> Data for processing:
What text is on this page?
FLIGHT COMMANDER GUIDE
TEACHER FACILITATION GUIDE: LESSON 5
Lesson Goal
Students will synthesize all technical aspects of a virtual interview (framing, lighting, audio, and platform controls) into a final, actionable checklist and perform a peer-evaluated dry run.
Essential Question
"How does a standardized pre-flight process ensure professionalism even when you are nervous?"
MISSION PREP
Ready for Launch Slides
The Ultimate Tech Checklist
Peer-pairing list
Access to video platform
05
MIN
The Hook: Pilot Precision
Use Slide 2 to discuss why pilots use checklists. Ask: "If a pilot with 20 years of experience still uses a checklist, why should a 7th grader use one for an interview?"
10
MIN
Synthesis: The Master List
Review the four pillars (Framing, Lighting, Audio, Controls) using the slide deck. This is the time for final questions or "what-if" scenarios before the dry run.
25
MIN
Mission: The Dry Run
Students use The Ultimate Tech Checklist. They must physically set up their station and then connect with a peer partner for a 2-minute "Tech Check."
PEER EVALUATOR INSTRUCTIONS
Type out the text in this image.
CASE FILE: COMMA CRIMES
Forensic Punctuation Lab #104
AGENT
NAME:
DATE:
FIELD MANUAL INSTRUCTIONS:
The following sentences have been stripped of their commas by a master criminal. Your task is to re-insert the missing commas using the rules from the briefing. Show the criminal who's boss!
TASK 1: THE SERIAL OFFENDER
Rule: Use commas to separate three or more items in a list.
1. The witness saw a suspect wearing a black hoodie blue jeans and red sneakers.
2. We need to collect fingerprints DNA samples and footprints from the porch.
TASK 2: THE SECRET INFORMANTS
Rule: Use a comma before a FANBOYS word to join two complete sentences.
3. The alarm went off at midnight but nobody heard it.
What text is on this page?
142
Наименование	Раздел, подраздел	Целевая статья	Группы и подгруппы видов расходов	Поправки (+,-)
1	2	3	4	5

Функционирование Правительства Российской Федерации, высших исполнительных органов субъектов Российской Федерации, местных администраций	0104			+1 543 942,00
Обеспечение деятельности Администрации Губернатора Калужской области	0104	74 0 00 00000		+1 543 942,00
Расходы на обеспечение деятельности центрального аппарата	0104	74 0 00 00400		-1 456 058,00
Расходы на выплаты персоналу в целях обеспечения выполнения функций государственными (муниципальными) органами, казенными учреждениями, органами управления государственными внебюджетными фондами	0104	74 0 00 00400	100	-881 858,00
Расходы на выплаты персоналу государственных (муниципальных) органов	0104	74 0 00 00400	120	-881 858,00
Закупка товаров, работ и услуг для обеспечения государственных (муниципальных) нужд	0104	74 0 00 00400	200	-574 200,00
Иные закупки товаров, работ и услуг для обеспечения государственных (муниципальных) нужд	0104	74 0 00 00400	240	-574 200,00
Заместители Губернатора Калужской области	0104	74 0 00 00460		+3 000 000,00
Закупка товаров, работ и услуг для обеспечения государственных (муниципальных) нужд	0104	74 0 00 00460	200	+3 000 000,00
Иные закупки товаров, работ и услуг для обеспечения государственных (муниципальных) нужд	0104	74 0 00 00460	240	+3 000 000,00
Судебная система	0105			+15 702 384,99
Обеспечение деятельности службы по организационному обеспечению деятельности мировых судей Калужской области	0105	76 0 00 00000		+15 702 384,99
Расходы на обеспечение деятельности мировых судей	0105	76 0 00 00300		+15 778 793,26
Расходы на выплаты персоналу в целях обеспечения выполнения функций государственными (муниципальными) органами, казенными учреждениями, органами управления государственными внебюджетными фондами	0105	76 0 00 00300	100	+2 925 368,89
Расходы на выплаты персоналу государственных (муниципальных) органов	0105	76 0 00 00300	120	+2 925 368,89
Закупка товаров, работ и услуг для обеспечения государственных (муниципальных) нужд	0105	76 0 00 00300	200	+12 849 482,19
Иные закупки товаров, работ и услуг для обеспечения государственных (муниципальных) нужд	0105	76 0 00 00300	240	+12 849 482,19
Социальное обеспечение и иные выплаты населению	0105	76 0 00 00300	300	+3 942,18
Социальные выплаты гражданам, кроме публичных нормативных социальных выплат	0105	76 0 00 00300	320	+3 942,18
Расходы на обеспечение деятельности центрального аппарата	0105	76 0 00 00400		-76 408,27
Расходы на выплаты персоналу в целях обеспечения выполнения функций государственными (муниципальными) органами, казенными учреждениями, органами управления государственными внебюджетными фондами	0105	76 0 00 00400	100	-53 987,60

> Request: All the entries above need to be reproduced exactly.

> Reply:
What text is on this page?
FLIGHT COMMANDER GUIDE
TEACHER FACILITATION GUIDE: LESSON 5
Lesson Goal
Students will synthesize all technical aspects of a virtual interview (framing, lighting, audio, and platform controls) into a final, actionable checklist and perform a peer-evaluated dry run.
Essential Question
"How does a standardized pre-flight process ensure professionalism even when you are nervous?"
MISSION PREP
Ready for Launch Slides
The Ultimate Tech Checklist
Peer-pairing list
Access to video platform
05
MIN
The Hook: Pilot Precision
Use Slide 2 to discuss why pilots use checklists. Ask: "If a pilot with 20 years of experience still uses a checklist, why should a 7th grader use one for an interview?"
10
MIN
Synthesis: The Master List
Review the four pillars (Framing, Lighting, Audio, Controls) using the slide deck. This is the time for final questions or "what-if" scenarios before the dry run.
25
MIN
Mission: The Dry Run
Students use The Ultimate Tech Checklist. They must physically set up their station and then connect with a peer partner for a 2-minute "Tech Check."
PEER EVALUATOR INSTRUCTIONS
Type out the text in this image.
CASE FILE: COMMA CRIMES
Forensic Punctuation Lab #104
AGENT
NAME:
DATE:
FIELD MANUAL INSTRUCTIONS:
The following sentences have been stripped of their commas by a master criminal. Your task is to re-insert the missing commas using the rules from the briefing. Show the criminal who's boss!
TASK 1: THE SERIAL OFFENDER
Rule: Use commas to separate three or more items in a list.
1. The witness saw a suspect wearing a black hoodie blue jeans and red sneakers.
2. We need to collect fingerprints DNA samples and footprints from the porch.
TASK 2: THE SECRET INFORMANTS
Rule: Use a comma before a FANBOYS word to join two complete sentences.
3. The alarm went off at midnight but nobody heard it.
What text is on this page?
142
Наименование	Раздел, подраздел	Целевая статья	Группы и подгруппы видов расходов	Поправки (+,-)
1	2	3	4	5

Функционирование Правительства Российской Федерации, высших исполнительных органов субъектов Российской Федерации, местных администраций	0104			+1 543 942,00
Обеспечение деятельности Администрации Губернатора Калужской области	0104	74 0 00 00000		+1 543 942,00
Расходы на обеспечение деятельности центрального аппарата	0104	74 0 00 00400		-1 456 058,00
Расходы на выплаты персоналу в целях обеспечения выполнения функций государственными (муниципальными) органами, казенными учреждениями, органами управления государственными внебюджетными фондами	0104	74 0 00 00400	100	-881 858,00
Расходы на выплаты персоналу государственных (муниципальных) органов	0104	74 0 00 00400	120	-881 858,00
Закупка товаров, работ и услуг для обеспечения государственных (муниципальных) нужд	0104	74 0 00 00400	200	-574 200,00
Иные закупки товаров, работ и услуг для обеспечения государственных (муниципальных) нужд	0104	74 0 00 00400	240	-574 200,00
Заместители Губернатора Калужской области	0104	74 0 00 00460		+3 000 000,00
Закупка товаров, работ и услуг для обеспечения государственных (муниципальных) нужд	0104	74 0 00 00460	200	+3 000 000,00
Иные закупки товаров, работ и услуг для обеспечения государственных (муниципальных) нужд	0104	74 0 00 00460	240	+3 000 000,00
Судебная система	0105			+15 702 384,99
Обеспечение деятельности службы по организационному обеспечению деятельности мировых судей Калужской области	0105	76 0 00 00000		+15 702 384,99
Расходы на обеспечение деятельности мировых судей	0105	76 0 00 00300		+15 778 793,26
Расходы на выплаты персоналу в целях обеспечения выполнения функций государственными (муниципальными) органами, казенными учреждениями, органами управления государственными внебюджетными фондами	0105	76 0 00 00300	100	+2 925 368,89
Расходы на выплаты персоналу государственных (муниципальных) органов	0105	76 0 00 00300	120	+2 925 368,89
Закупка товаров, работ и услуг для обеспечения государственных (муниципальных) нужд	0105	76 0 00 00300	200	+12 849 482,19
Иные закупки товаров, работ и услуг для обеспечения государственных (муниципальных) нужд	0105	76 0 00 00300	240	+12 849 482,19
Социальное обеспечение и иные выплаты населению	0105	76 0 00 00300	300	+3 942,18
Социальные выплаты гражданам, кроме публичных нормативных социальных выплат	0105	76 0 00 00300	320	+3 942,18
Расходы на обеспечение деятельности центрального аппарата	0105	76 0 00 00400		-76 408,27
Расходы на выплаты персоналу в целях обеспечения выполнения функций государственными (муниципальными) органами, казенными учреждениями, органами управления государственными внебюджетными фондами	0105	76 0 00 00400	100	-53 987,60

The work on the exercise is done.